# start of EXERCISE MATERIAL
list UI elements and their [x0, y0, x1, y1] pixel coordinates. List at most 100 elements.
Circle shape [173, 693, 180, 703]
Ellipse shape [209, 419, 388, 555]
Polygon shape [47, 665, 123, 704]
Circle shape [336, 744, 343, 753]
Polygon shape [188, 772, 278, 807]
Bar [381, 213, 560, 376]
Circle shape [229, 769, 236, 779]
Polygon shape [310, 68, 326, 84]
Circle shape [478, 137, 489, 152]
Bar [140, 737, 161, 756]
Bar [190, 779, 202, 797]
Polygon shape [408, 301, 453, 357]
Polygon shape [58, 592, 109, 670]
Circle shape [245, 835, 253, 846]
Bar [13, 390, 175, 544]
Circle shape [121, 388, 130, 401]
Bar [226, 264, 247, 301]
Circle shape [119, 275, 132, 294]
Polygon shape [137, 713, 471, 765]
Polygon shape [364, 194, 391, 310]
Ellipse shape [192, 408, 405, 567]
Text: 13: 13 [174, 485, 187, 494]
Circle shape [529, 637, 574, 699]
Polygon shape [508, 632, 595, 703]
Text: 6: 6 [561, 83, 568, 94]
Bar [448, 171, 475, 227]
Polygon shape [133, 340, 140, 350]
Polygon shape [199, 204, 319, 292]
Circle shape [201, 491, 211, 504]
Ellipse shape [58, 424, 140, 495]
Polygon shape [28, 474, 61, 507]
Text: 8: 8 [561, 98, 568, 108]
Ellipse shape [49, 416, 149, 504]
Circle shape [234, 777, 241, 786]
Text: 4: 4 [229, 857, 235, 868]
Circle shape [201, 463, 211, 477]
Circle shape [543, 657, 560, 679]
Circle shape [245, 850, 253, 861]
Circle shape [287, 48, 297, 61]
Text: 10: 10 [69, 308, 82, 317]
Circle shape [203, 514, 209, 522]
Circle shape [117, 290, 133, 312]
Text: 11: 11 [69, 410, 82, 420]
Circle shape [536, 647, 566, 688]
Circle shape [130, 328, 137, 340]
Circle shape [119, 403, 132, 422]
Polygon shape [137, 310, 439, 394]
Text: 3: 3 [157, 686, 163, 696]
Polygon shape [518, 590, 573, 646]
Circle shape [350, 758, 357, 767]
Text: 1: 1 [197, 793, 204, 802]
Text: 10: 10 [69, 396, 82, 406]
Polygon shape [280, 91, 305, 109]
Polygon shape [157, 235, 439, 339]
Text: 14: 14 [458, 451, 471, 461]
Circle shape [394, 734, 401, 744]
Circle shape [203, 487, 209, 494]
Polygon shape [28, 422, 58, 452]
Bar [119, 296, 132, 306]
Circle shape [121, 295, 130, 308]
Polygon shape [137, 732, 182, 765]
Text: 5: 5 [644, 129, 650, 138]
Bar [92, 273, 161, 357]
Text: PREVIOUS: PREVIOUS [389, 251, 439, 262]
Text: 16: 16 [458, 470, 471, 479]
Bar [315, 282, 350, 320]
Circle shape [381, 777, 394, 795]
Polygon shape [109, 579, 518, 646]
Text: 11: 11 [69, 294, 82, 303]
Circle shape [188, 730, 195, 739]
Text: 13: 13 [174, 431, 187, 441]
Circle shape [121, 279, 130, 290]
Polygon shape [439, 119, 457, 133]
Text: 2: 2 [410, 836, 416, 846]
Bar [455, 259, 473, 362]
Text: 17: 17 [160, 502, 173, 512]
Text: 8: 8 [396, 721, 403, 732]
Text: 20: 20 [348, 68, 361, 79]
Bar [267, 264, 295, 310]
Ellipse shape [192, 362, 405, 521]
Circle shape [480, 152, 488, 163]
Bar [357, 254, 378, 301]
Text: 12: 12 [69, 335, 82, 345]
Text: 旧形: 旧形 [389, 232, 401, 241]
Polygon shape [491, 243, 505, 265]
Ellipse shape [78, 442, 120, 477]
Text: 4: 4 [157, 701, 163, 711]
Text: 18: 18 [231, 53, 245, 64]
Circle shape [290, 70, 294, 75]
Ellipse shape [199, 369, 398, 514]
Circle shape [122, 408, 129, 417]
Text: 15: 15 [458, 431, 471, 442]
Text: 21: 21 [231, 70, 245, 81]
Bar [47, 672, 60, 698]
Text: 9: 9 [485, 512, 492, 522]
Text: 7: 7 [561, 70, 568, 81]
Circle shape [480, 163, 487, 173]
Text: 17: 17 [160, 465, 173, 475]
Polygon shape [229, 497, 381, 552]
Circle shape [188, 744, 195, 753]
# end of EXERCISE MATERIAL
# start of EXERCISE MATERIAL
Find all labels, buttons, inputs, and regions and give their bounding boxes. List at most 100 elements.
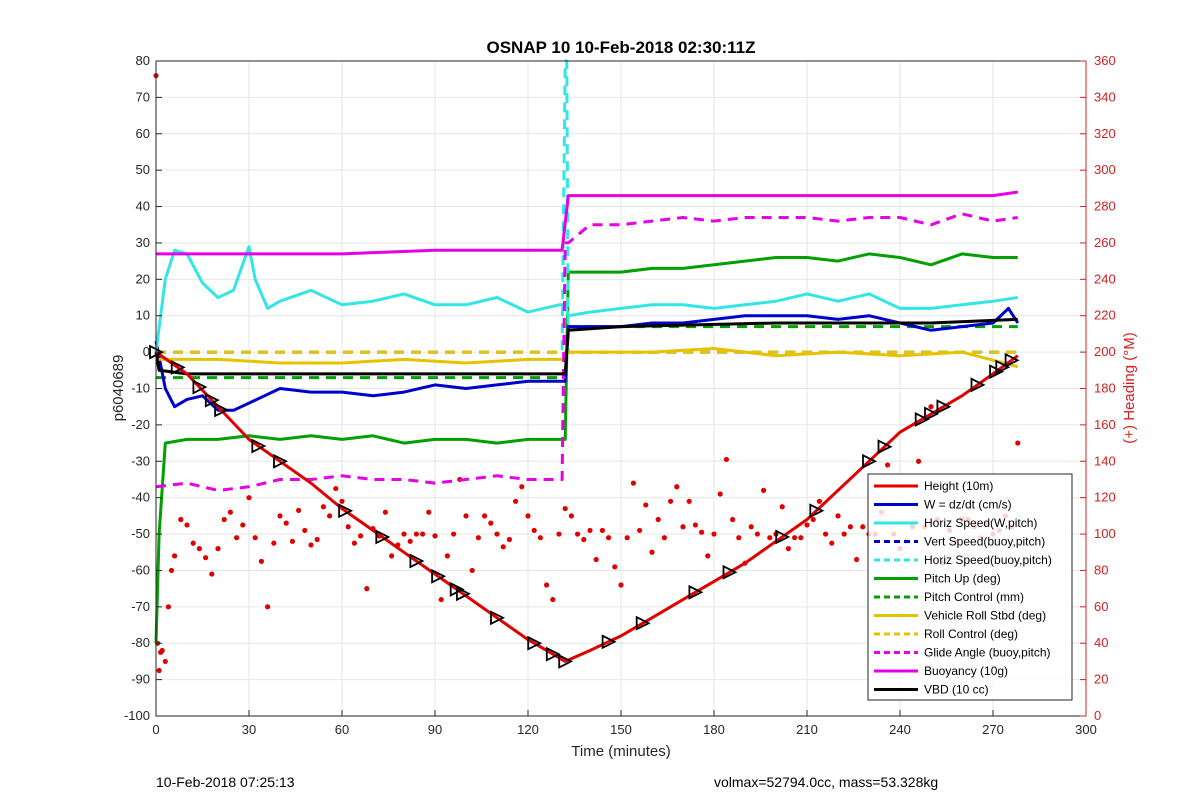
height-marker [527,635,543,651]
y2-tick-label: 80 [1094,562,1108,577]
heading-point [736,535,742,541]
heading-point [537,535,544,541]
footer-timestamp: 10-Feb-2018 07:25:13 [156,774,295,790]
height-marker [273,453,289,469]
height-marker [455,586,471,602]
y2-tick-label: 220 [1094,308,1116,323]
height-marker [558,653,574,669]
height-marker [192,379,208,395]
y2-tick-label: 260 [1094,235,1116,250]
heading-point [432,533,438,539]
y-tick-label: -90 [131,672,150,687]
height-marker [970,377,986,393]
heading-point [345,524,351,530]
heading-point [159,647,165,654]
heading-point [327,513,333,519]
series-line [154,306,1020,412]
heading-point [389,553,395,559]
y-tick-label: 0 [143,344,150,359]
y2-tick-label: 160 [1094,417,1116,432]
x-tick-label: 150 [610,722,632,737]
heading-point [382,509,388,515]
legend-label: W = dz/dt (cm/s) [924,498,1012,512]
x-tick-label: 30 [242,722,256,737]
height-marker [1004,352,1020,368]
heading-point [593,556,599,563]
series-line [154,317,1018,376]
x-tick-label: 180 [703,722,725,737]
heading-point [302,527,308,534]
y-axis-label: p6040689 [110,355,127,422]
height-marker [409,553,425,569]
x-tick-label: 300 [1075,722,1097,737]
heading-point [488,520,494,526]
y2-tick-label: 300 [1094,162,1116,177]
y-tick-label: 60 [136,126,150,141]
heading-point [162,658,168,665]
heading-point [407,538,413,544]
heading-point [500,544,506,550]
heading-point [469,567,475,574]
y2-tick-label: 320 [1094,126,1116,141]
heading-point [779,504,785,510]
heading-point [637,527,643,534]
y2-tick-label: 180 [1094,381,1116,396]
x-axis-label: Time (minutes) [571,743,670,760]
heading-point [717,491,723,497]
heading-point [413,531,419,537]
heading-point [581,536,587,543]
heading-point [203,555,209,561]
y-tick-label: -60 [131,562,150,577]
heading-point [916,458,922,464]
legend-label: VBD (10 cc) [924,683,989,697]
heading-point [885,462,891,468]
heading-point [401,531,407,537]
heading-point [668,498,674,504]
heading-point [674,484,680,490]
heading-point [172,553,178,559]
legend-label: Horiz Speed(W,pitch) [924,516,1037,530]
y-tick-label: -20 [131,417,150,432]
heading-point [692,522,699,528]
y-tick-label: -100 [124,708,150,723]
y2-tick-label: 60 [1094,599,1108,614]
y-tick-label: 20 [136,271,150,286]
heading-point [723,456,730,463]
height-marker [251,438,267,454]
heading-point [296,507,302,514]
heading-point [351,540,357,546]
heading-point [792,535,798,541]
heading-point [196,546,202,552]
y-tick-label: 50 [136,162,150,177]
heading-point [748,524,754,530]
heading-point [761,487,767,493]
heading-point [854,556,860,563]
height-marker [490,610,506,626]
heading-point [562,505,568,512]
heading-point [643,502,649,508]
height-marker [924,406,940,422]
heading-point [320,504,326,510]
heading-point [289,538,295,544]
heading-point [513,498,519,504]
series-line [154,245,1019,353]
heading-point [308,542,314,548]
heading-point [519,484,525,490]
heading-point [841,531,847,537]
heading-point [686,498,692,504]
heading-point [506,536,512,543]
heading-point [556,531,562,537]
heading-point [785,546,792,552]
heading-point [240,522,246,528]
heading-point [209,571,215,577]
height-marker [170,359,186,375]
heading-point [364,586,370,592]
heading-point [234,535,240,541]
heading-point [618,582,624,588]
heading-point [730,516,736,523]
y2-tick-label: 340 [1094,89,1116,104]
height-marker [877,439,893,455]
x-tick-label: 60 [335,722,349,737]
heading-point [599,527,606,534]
# end of EXERCISE MATERIAL
# start of EXERCISE MATERIAL
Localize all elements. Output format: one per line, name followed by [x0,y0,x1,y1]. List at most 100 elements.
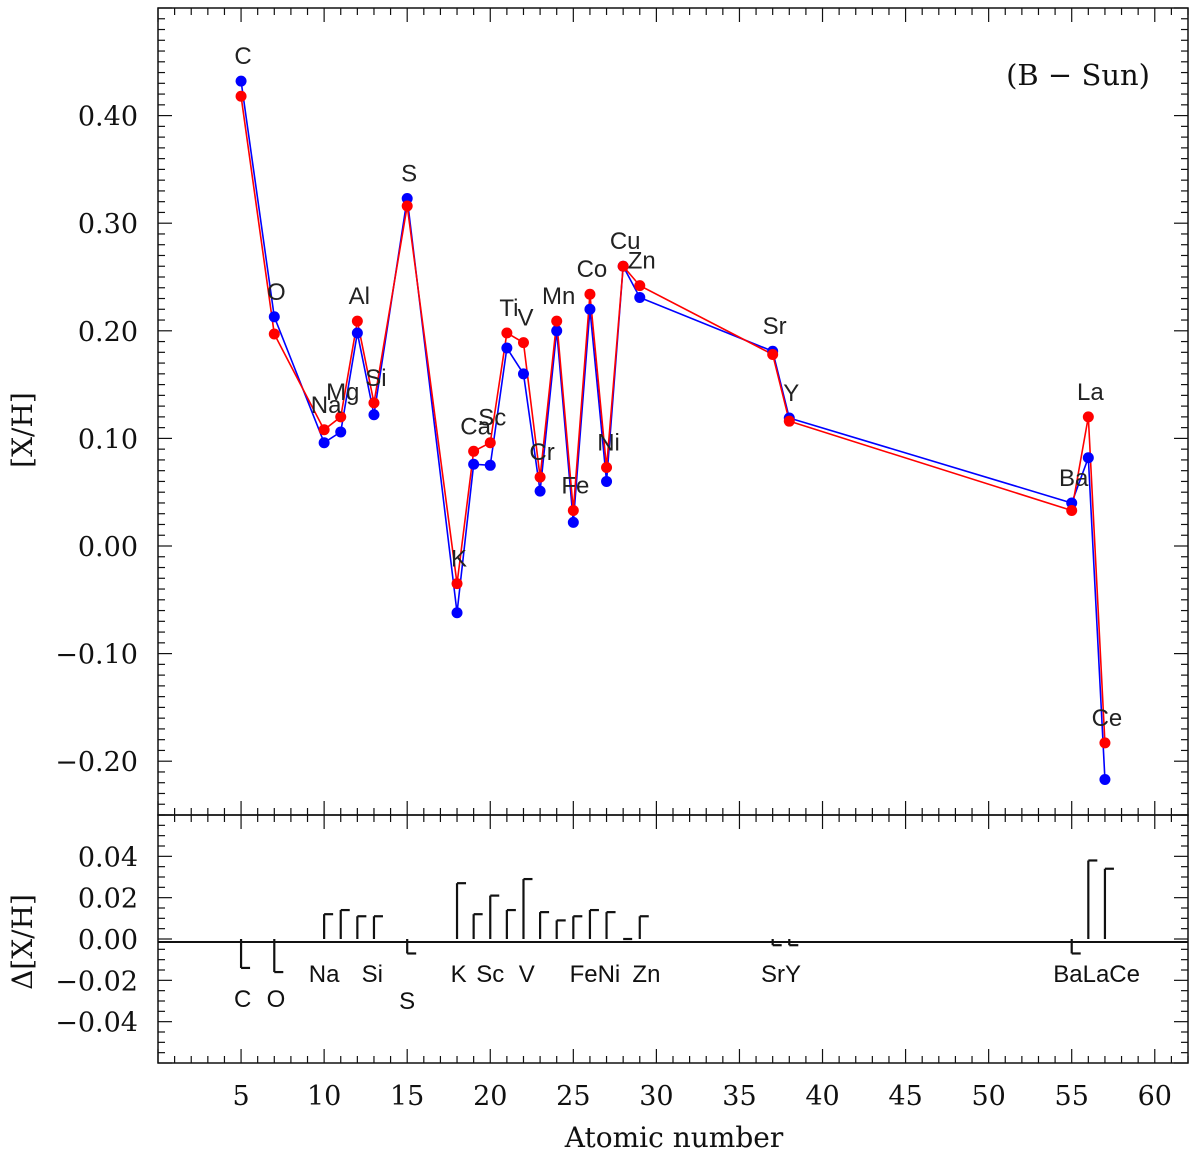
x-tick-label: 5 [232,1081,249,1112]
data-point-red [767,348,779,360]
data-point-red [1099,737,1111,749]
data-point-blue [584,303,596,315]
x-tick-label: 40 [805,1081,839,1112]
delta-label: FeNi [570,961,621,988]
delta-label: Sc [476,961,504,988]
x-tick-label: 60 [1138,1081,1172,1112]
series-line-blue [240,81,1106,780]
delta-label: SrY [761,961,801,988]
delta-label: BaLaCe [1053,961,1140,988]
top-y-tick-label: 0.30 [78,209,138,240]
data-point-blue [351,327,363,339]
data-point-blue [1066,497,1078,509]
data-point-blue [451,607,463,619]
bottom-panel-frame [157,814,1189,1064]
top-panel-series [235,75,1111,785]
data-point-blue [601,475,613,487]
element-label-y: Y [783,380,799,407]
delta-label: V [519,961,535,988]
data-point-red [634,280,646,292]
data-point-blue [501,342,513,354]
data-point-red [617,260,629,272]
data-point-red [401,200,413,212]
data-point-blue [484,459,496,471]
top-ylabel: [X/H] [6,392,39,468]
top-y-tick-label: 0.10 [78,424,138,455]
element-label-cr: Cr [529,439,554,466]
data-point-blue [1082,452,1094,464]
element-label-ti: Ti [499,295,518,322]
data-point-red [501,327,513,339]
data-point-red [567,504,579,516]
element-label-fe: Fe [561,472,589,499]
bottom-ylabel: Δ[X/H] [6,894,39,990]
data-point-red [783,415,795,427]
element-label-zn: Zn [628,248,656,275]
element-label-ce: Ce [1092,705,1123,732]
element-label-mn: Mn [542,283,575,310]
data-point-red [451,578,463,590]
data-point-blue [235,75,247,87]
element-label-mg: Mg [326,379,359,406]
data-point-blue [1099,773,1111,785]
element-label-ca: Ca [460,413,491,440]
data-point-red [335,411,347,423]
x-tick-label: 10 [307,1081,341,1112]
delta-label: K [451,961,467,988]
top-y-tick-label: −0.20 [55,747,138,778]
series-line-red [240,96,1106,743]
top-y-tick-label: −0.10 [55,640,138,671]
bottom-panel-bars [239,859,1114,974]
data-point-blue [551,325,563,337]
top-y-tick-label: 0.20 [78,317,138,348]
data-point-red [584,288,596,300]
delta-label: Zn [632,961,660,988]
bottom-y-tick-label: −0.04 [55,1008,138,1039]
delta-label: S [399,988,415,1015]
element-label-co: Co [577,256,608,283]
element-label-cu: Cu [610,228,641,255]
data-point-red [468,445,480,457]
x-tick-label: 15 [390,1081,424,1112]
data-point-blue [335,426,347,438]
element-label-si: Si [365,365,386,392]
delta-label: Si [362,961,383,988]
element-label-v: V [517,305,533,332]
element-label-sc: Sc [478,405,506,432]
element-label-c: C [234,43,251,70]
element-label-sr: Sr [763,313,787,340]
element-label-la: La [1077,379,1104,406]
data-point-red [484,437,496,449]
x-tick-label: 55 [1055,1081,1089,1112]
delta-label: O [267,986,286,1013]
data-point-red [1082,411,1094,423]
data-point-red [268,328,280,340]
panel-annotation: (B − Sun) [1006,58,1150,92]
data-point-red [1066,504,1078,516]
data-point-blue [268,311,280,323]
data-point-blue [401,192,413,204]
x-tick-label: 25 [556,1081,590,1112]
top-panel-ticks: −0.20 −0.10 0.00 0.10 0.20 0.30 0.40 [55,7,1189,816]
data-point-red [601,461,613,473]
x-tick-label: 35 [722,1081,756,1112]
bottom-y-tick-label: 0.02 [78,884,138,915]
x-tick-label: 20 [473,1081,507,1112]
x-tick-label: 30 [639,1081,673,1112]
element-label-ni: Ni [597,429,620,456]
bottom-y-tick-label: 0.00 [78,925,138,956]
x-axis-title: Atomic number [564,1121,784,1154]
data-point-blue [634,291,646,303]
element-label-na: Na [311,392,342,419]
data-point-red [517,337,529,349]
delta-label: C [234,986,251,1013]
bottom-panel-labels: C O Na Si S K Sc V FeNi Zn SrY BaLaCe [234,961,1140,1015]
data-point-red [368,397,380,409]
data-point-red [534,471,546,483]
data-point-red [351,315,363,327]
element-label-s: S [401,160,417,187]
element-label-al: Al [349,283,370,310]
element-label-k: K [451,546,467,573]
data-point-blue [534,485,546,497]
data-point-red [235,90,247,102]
# end of EXERCISE MATERIAL
### WHAT YOU SHOULD DO
In the records, begin at the line that has "height-marker [527,635,543,651]" and stop after the line that has "heading-point [401,531,407,537]". Reproduce only those lines, substituting "altitude-marker" for every "height-marker" and leaving everything else as it stands.

### WRITTEN RESPONSE
altitude-marker [527,635,543,651]
y2-tick-label: 80 [1094,562,1108,577]
heading-point [736,535,742,541]
heading-point [537,535,544,541]
footer-timestamp: 10-Feb-2018 07:25:13 [156,774,295,790]
altitude-marker [273,453,289,469]
altitude-marker [455,586,471,602]
y2-tick-label: 220 [1094,308,1116,323]
altitude-marker [558,653,574,669]
altitude-marker [192,379,208,395]
y2-tick-label: 260 [1094,235,1116,250]
heading-point [432,533,438,539]
y-tick-label: -90 [131,672,150,687]
altitude-marker [970,377,986,393]
heading-point [345,524,351,530]
heading-point [159,647,165,654]
heading-point [327,513,333,519]
series-line [154,306,1020,412]
heading-point [389,553,395,559]
y-tick-label: 0 [143,344,150,359]
y2-tick-label: 160 [1094,417,1116,432]
x-tick-label: 150 [610,722,632,737]
heading-point [382,509,388,515]
legend-label: W = dz/dt (cm/s) [924,498,1012,512]
x-tick-label: 30 [242,722,256,737]
altitude-marker [1004,352,1020,368]
heading-point [593,556,599,563]
series-line [154,317,1018,376]
x-tick-label: 180 [703,722,725,737]
heading-point [302,527,308,534]
y-axis-label: p6040689 [110,355,127,422]
altitude-marker [409,553,425,569]
x-tick-label: 300 [1075,722,1097,737]
heading-point [488,520,494,526]
y2-tick-label: 300 [1094,162,1116,177]
y-tick-label: 60 [136,126,150,141]
heading-point [162,658,168,665]
heading-point [407,538,413,544]
heading-point [500,544,506,550]
heading-point [469,567,475,574]
y2-tick-label: 320 [1094,126,1116,141]
heading-point [779,504,785,510]
heading-point [637,527,643,534]
y2-tick-label: 180 [1094,381,1116,396]
x-axis-label: Time (minutes) [571,743,670,760]
heading-point [717,491,723,497]
heading-point [413,531,419,537]
heading-point [581,536,587,543]
heading-point [203,555,209,561]
y-tick-label: -60 [131,562,150,577]
heading-point [916,458,922,464]
legend-label: VBD (10 cc) [924,683,989,697]
heading-point [885,462,891,468]
heading-point [401,531,407,537]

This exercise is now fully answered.